>> begin
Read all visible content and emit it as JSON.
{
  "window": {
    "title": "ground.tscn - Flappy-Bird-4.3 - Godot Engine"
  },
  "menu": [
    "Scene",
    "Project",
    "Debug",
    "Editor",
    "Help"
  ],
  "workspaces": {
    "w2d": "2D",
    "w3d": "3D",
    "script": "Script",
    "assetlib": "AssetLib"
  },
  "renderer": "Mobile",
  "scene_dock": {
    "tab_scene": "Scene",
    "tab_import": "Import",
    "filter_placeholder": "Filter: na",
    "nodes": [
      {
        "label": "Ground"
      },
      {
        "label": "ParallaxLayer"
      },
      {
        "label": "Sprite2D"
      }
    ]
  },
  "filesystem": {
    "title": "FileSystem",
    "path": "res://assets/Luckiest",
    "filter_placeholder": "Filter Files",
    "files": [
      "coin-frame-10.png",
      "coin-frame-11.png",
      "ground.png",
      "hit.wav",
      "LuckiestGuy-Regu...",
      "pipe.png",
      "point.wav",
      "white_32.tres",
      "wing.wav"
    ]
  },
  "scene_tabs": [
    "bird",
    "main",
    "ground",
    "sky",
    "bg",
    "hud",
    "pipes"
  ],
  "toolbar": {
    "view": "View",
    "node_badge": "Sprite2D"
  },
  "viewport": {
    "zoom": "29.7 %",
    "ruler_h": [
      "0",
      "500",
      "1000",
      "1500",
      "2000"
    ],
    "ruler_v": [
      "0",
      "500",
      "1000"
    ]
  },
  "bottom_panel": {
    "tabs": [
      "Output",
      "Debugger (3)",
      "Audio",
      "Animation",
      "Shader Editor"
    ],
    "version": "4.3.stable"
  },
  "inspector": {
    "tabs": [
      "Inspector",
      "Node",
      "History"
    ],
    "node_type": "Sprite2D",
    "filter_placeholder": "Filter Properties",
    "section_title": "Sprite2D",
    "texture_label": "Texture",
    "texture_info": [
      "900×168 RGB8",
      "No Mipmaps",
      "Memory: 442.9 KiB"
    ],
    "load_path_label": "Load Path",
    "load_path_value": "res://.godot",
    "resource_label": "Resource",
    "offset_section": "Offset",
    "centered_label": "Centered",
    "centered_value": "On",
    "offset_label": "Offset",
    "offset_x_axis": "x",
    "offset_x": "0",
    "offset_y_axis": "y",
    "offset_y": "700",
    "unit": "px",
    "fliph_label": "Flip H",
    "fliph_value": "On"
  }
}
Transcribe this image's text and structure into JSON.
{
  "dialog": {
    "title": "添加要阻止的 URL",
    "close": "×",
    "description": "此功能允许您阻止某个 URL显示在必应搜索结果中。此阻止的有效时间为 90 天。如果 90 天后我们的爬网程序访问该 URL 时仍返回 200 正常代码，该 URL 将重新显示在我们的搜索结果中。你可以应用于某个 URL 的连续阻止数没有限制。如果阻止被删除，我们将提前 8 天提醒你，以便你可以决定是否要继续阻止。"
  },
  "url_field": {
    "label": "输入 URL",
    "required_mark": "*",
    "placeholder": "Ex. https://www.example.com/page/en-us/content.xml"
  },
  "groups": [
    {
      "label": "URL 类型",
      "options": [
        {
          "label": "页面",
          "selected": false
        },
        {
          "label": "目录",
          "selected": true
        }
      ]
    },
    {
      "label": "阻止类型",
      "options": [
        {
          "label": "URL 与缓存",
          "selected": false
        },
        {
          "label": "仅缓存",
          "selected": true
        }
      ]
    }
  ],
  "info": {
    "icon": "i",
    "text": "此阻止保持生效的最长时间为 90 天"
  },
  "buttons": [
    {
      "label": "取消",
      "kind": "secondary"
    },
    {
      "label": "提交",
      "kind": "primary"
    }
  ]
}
>> end
◆ Set problem
Write out every record verbatim.

◆ Solution to the problem
Read all visible content and emit it as JSON.
{
  "window": {
    "title": "ground.tscn - Flappy-Bird-4.3 - Godot Engine"
  },
  "menu": [
    "Scene",
    "Project",
    "Debug",
    "Editor",
    "Help"
  ],
  "workspaces": {
    "w2d": "2D",
    "w3d": "3D",
    "script": "Script",
    "assetlib": "AssetLib"
  },
  "renderer": "Mobile",
  "scene_dock": {
    "tab_scene": "Scene",
    "tab_import": "Import",
    "filter_placeholder": "Filter: na",
    "nodes": [
      {
        "label": "Ground"
      },
      {
        "label": "ParallaxLayer"
      },
      {
        "label": "Sprite2D"
      }
    ]
  },
  "filesystem": {
    "title": "FileSystem",
    "path": "res://assets/Luckiest",
    "filter_placeholder": "Filter Files",
    "files": [
      "coin-frame-10.png",
      "coin-frame-11.png",
      "ground.png",
      "hit.wav",
      "LuckiestGuy-Regu...",
      "pipe.png",
      "point.wav",
      "white_32.tres",
      "wing.wav"
    ]
  },
  "scene_tabs": [
    "bird",
    "main",
    "ground",
    "sky",
    "bg",
    "hud",
    "pipes"
  ],
  "toolbar": {
    "view": "View",
    "node_badge": "Sprite2D"
  },
  "viewport": {
    "zoom": "29.7 %",
    "ruler_h": [
      "0",
      "500",
      "1000",
      "1500",
      "2000"
    ],
    "ruler_v": [
      "0",
      "500",
      "1000"
    ]
  },
  "bottom_panel": {
    "tabs": [
      "Output",
      "Debugger (3)",
      "Audio",
      "Animation",
      "Shader Editor"
    ],
    "version": "4.3.stable"
  },
  "inspector": {
    "tabs": [
      "Inspector",
      "Node",
      "History"
    ],
    "node_type": "Sprite2D",
    "filter_placeholder": "Filter Properties",
    "section_title": "Sprite2D",
    "texture_label": "Texture",
    "texture_info": [
      "900×168 RGB8",
      "No Mipmaps",
      "Memory: 442.9 KiB"
    ],
    "load_path_label": "Load Path",
    "load_path_value": "res://.godot",
    "resource_label": "Resource",
    "offset_section": "Offset",
    "centered_label": "Centered",
    "centered_value": "On",
    "offset_label": "Offset",
    "offset_x_axis": "x",
    "offset_x": "0",
    "offset_y_axis": "y",
    "offset_y": "700",
    "unit": "px",
    "fliph_label": "Flip H",
    "fliph_value": "On"
  }
}
Transcribe this image's text and structure into JSON.
{
  "dialog": {
    "title": "添加要阻止的 URL",
    "close": "×",
    "description": "此功能允许您阻止某个 URL显示在必应搜索结果中。此阻止的有效时间为 90 天。如果 90 天后我们的爬网程序访问该 URL 时仍返回 200 正常代码，该 URL 将重新显示在我们的搜索结果中。你可以应用于某个 URL 的连续阻止数没有限制。如果阻止被删除，我们将提前 8 天提醒你，以便你可以决定是否要继续阻止。"
  },
  "url_field": {
    "label": "输入 URL",
    "required_mark": "*",
    "placeholder": "Ex. https://www.example.com/page/en-us/content.xml"
  },
  "groups": [
    {
      "label": "URL 类型",
      "options": [
        {
          "label": "页面",
          "selected": false
        },
        {
          "label": "目录",
          "selected": true
        }
      ]
    },
    {
      "label": "阻止类型",
      "options": [
        {
          "label": "URL 与缓存",
          "selected": false
        },
        {
          "label": "仅缓存",
          "selected": true
        }
      ]
    }
  ],
  "info": {
    "icon": "i",
    "text": "此阻止保持生效的最长时间为 90 天"
  },
  "buttons": [
    {
      "label": "取消",
      "kind": "secondary"
    },
    {
      "label": "提交",
      "kind": "primary"
    }
  ]
}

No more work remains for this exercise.